**What this task involves**
Wherever the word "JSON" appears in the entries, copy the whole line.

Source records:
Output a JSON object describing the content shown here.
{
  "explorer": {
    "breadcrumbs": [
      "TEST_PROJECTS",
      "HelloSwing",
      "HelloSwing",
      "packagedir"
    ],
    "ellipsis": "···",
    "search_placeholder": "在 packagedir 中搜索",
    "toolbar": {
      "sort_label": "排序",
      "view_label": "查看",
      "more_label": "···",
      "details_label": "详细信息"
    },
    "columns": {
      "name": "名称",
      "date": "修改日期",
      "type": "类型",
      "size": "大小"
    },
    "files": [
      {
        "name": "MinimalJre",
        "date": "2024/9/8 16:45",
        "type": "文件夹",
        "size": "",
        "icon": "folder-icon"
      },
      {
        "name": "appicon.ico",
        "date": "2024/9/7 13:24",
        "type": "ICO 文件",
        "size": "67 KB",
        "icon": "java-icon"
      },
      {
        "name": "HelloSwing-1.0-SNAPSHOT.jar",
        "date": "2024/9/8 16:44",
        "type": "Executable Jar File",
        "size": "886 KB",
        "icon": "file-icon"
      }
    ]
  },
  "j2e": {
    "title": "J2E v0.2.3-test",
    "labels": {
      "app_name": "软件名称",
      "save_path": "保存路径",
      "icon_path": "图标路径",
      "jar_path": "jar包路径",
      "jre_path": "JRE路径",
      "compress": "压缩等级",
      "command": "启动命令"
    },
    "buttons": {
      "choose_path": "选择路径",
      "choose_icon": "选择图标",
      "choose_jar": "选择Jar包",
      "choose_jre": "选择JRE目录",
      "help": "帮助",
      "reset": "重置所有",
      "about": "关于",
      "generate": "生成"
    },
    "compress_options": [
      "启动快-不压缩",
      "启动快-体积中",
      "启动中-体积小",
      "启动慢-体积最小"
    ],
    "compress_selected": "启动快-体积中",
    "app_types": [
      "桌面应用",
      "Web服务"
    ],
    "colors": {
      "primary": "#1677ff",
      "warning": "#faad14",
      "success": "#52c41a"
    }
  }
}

--

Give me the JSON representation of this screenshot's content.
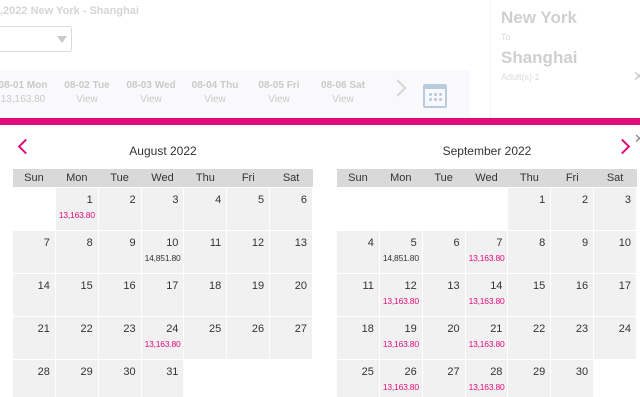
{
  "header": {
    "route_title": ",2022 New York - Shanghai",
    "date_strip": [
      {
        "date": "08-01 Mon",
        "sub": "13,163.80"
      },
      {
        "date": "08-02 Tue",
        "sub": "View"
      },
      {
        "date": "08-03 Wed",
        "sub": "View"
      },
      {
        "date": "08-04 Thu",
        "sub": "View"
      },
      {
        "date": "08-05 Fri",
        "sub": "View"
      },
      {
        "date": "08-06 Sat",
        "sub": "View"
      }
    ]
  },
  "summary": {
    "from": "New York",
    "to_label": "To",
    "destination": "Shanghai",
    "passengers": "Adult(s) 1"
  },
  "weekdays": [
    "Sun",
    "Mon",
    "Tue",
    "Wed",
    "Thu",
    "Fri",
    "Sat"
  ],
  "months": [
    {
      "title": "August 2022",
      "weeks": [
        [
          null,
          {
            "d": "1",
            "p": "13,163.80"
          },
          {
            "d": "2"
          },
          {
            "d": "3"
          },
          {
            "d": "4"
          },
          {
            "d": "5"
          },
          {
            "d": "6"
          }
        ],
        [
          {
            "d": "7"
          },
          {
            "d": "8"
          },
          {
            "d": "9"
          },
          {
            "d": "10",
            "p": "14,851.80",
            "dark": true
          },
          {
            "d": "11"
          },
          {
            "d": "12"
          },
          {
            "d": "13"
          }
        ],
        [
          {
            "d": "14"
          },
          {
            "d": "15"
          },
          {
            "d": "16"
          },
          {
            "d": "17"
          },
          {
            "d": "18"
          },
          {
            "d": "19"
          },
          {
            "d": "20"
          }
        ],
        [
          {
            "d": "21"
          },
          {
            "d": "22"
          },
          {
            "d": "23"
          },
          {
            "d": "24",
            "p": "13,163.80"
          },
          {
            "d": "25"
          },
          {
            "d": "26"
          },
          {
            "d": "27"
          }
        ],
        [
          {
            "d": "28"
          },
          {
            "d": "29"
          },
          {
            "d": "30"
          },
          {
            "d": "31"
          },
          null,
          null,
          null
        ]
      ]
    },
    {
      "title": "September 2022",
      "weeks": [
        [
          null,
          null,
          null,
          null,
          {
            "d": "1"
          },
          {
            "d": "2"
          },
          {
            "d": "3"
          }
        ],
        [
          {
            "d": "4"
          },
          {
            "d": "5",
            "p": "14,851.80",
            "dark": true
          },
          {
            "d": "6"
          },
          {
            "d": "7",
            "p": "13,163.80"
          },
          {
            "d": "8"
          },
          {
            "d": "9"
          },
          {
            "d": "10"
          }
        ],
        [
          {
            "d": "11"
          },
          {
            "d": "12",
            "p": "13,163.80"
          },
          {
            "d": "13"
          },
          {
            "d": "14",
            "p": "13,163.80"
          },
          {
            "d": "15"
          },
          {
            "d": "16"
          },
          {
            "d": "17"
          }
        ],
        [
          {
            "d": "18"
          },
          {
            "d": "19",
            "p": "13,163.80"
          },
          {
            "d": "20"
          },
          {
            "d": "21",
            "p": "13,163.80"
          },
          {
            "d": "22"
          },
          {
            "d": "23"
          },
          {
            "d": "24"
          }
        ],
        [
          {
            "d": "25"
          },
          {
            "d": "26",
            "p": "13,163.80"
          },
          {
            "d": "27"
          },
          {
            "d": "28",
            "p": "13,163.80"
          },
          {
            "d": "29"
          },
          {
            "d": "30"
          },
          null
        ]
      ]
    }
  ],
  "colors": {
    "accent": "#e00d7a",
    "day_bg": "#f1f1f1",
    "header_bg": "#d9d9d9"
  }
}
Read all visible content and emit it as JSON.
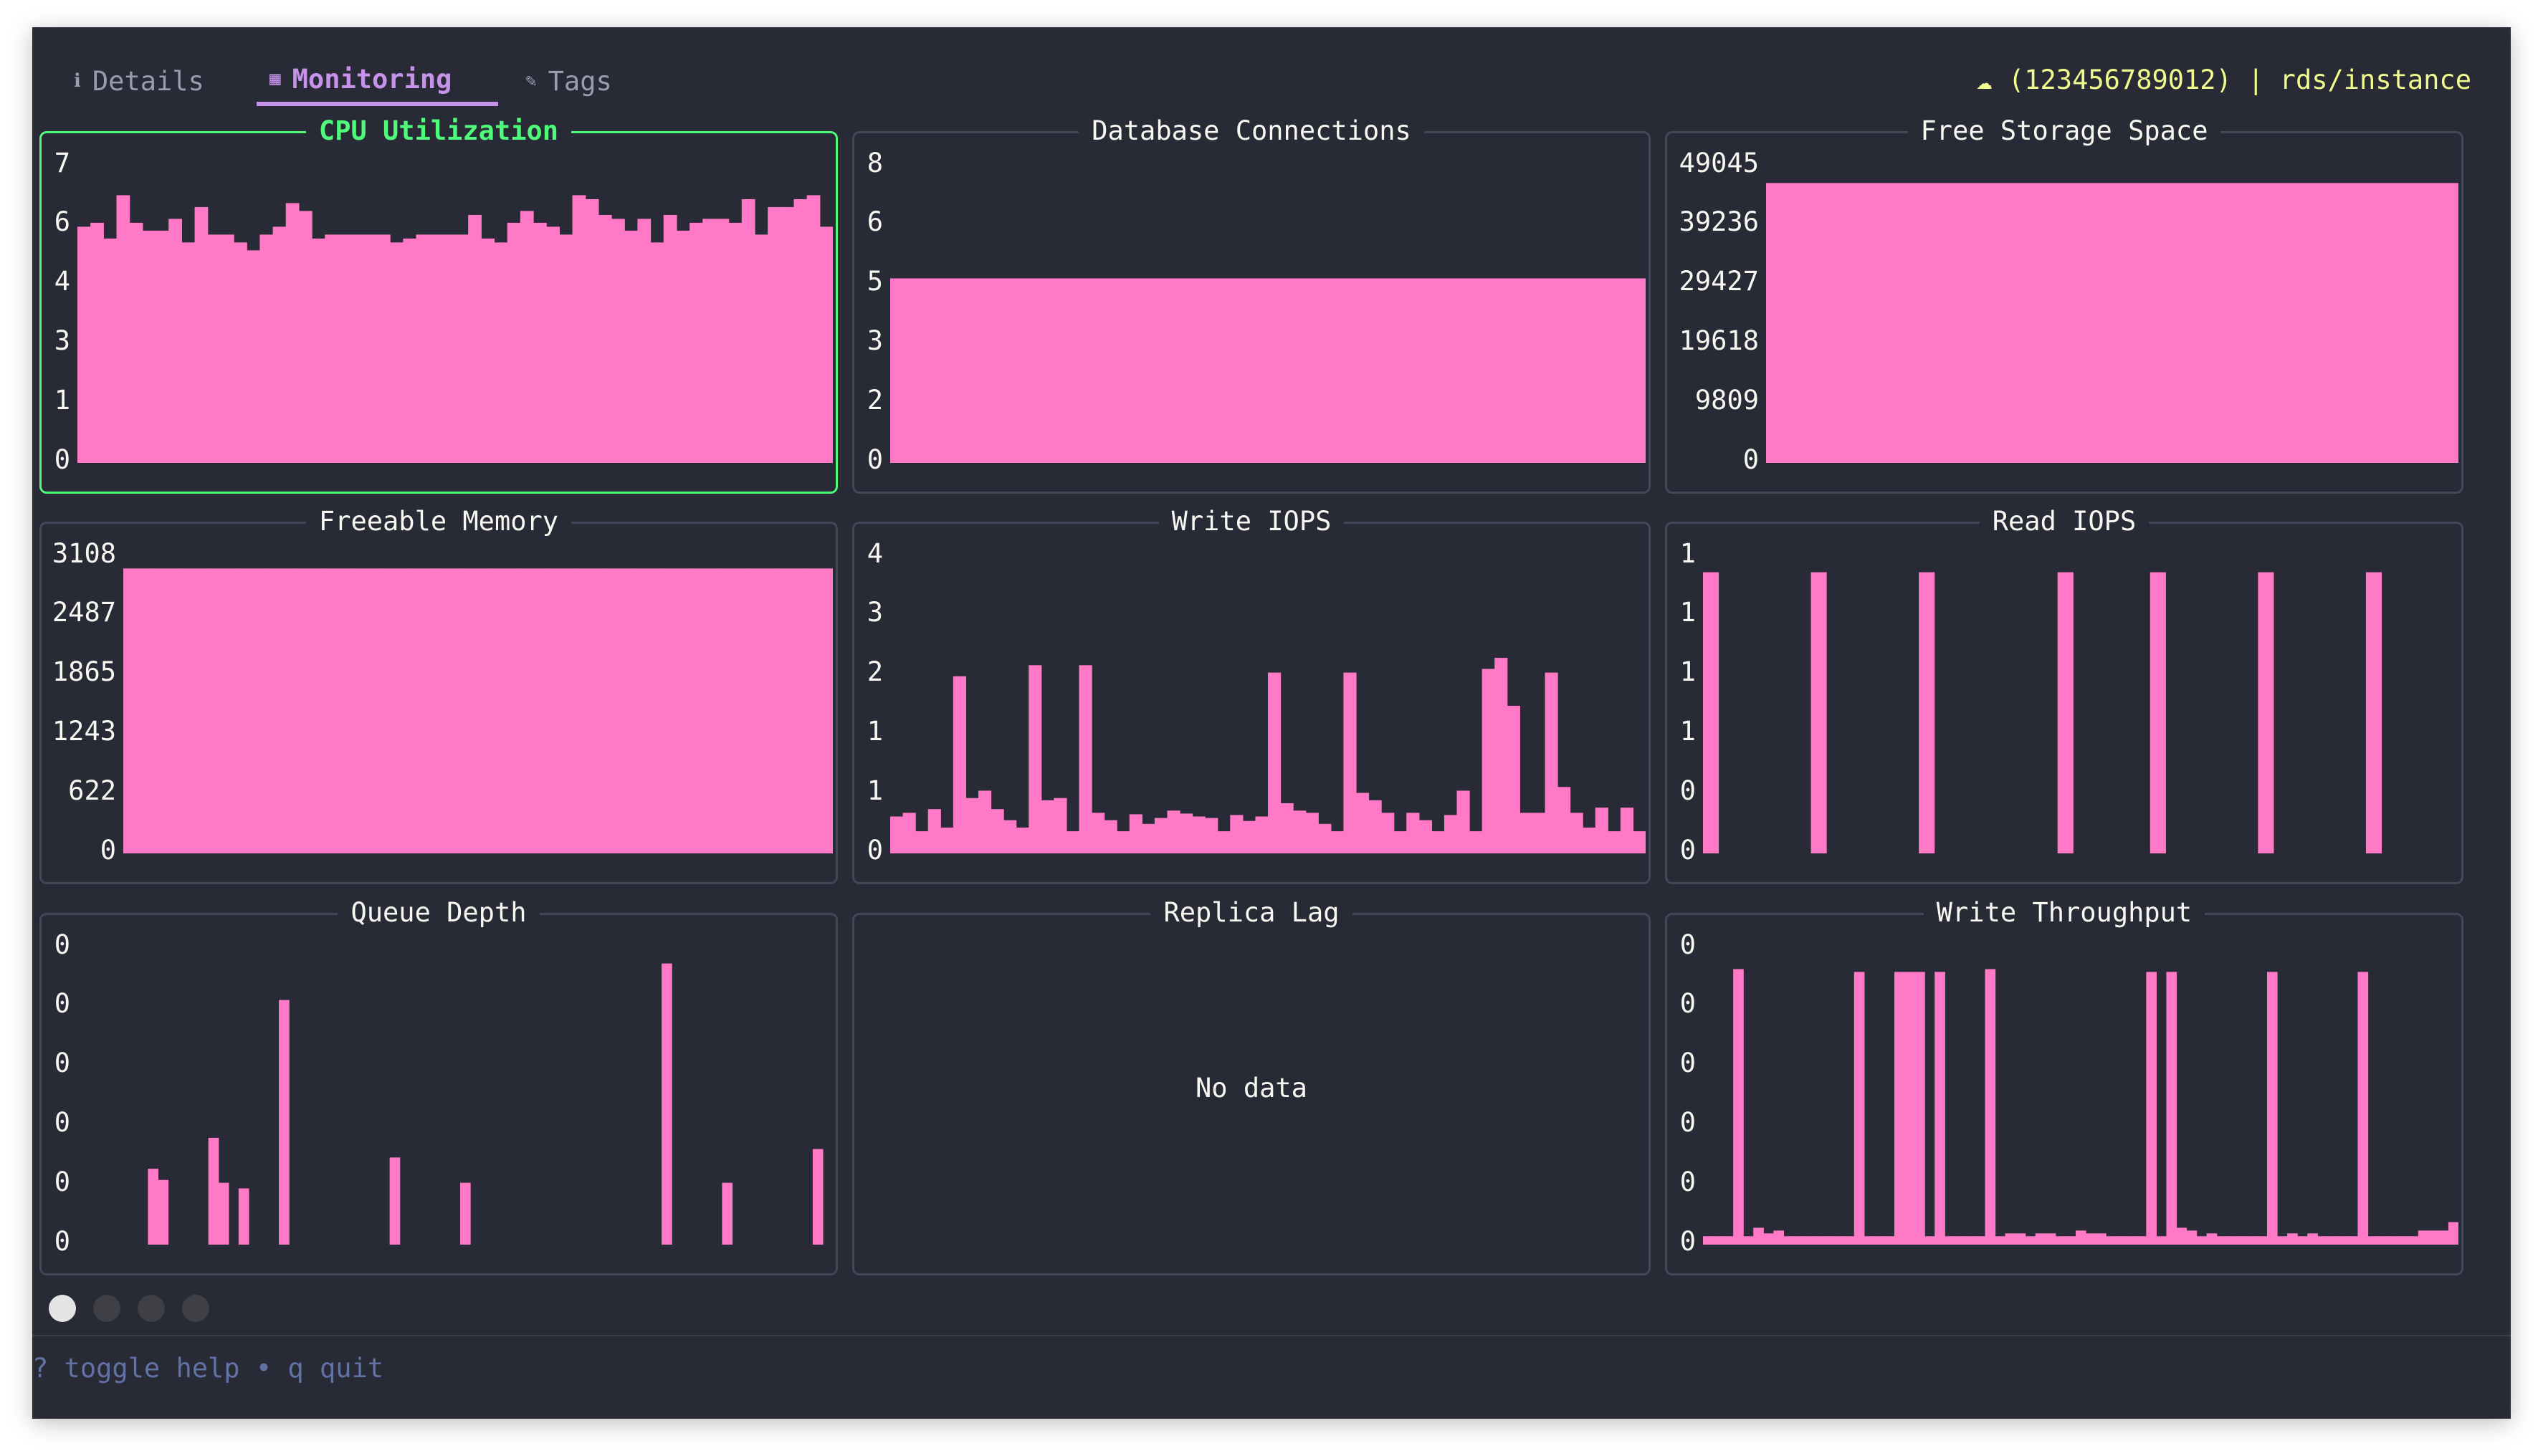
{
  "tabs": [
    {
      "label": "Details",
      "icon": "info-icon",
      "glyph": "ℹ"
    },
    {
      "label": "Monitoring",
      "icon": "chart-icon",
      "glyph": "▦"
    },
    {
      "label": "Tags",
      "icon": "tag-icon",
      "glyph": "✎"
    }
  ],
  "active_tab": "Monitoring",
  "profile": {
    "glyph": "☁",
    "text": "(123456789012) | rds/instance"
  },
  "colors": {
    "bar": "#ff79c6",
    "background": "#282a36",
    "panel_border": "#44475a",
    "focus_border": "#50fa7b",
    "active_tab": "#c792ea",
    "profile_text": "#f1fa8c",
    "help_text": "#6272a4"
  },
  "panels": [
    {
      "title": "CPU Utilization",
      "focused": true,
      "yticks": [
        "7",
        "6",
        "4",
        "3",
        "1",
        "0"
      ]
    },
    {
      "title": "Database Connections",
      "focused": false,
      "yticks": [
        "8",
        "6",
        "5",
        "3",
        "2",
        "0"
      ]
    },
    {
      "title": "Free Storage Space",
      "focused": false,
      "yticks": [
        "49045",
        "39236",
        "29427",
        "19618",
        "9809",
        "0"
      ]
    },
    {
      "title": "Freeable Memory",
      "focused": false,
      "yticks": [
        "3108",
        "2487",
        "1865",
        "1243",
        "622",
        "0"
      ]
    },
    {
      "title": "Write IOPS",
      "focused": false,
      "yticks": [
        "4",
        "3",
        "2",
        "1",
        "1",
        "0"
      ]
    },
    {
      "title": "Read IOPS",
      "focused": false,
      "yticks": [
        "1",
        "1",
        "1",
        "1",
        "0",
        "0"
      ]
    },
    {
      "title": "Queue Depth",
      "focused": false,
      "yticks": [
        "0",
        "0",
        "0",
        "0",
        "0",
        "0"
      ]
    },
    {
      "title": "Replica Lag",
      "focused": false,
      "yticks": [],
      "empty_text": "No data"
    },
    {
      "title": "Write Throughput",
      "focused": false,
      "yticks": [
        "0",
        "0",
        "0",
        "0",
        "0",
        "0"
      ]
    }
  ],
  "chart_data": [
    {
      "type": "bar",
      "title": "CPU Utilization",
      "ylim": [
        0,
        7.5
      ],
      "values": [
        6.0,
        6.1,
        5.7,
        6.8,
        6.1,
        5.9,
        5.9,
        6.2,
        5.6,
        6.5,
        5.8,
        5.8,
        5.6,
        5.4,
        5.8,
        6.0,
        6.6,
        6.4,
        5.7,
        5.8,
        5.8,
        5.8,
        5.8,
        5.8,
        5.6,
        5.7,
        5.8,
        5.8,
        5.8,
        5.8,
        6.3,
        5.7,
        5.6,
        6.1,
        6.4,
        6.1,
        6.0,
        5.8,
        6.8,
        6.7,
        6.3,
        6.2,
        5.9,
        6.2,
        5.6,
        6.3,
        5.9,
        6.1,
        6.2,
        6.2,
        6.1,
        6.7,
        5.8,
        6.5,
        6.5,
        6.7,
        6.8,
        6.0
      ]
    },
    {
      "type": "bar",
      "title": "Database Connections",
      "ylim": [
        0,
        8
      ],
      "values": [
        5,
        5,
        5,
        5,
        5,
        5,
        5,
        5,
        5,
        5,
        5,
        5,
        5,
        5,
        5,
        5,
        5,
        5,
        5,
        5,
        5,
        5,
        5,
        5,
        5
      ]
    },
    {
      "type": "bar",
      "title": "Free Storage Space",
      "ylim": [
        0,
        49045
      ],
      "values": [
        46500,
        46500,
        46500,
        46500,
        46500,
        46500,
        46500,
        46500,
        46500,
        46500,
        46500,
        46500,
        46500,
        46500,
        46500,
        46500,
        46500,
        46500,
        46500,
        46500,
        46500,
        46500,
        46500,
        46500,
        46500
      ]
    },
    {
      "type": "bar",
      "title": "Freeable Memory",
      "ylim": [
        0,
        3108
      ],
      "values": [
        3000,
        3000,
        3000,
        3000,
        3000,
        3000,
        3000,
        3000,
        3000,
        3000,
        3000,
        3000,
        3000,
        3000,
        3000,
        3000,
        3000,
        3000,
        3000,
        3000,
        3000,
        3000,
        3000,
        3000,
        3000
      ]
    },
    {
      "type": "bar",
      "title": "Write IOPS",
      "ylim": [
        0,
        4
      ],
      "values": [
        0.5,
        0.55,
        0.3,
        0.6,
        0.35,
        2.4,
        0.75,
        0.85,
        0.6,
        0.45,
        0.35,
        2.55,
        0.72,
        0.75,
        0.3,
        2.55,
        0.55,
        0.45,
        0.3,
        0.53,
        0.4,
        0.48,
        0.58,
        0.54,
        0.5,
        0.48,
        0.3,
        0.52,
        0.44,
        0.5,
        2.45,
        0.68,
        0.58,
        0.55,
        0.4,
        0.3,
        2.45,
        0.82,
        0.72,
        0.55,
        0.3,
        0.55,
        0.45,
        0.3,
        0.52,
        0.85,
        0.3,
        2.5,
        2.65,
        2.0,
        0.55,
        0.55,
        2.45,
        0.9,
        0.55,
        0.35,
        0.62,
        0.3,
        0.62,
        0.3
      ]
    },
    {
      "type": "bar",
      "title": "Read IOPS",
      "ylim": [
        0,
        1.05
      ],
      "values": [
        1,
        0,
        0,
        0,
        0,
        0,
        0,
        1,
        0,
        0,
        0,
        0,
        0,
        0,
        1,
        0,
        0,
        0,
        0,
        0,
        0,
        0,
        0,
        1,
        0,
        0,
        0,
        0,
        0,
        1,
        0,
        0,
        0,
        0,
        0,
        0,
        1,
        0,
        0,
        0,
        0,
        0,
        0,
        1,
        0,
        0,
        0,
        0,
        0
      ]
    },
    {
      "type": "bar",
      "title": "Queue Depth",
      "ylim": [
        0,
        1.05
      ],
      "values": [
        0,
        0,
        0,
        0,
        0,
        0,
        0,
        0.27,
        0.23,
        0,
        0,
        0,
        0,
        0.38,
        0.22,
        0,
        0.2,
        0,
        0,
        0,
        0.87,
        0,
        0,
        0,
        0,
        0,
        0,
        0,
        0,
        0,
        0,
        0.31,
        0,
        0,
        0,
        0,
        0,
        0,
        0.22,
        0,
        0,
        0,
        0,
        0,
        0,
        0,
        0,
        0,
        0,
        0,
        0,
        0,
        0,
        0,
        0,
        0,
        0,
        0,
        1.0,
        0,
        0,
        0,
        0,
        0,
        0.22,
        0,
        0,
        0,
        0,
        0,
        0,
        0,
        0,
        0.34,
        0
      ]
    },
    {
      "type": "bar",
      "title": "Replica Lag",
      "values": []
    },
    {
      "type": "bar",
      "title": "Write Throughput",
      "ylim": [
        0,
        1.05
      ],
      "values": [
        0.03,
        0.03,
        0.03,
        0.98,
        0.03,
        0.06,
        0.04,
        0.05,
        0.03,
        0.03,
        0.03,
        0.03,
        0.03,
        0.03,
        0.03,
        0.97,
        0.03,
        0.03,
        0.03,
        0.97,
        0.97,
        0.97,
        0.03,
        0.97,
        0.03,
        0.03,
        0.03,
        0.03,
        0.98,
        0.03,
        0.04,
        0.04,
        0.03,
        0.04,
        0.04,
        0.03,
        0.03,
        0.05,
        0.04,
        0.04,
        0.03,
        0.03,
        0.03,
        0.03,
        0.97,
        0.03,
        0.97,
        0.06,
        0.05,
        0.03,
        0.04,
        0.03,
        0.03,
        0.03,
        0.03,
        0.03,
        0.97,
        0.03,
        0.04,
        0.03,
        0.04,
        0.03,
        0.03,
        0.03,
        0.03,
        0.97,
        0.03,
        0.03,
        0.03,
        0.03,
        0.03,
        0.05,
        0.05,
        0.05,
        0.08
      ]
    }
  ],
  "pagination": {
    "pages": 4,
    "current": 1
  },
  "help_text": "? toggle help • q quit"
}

**Task solution**
Output a JSON object describing the content shown here.
Give me the JSON representation of this screenshot's content.
Read all visible content and emit it as JSON.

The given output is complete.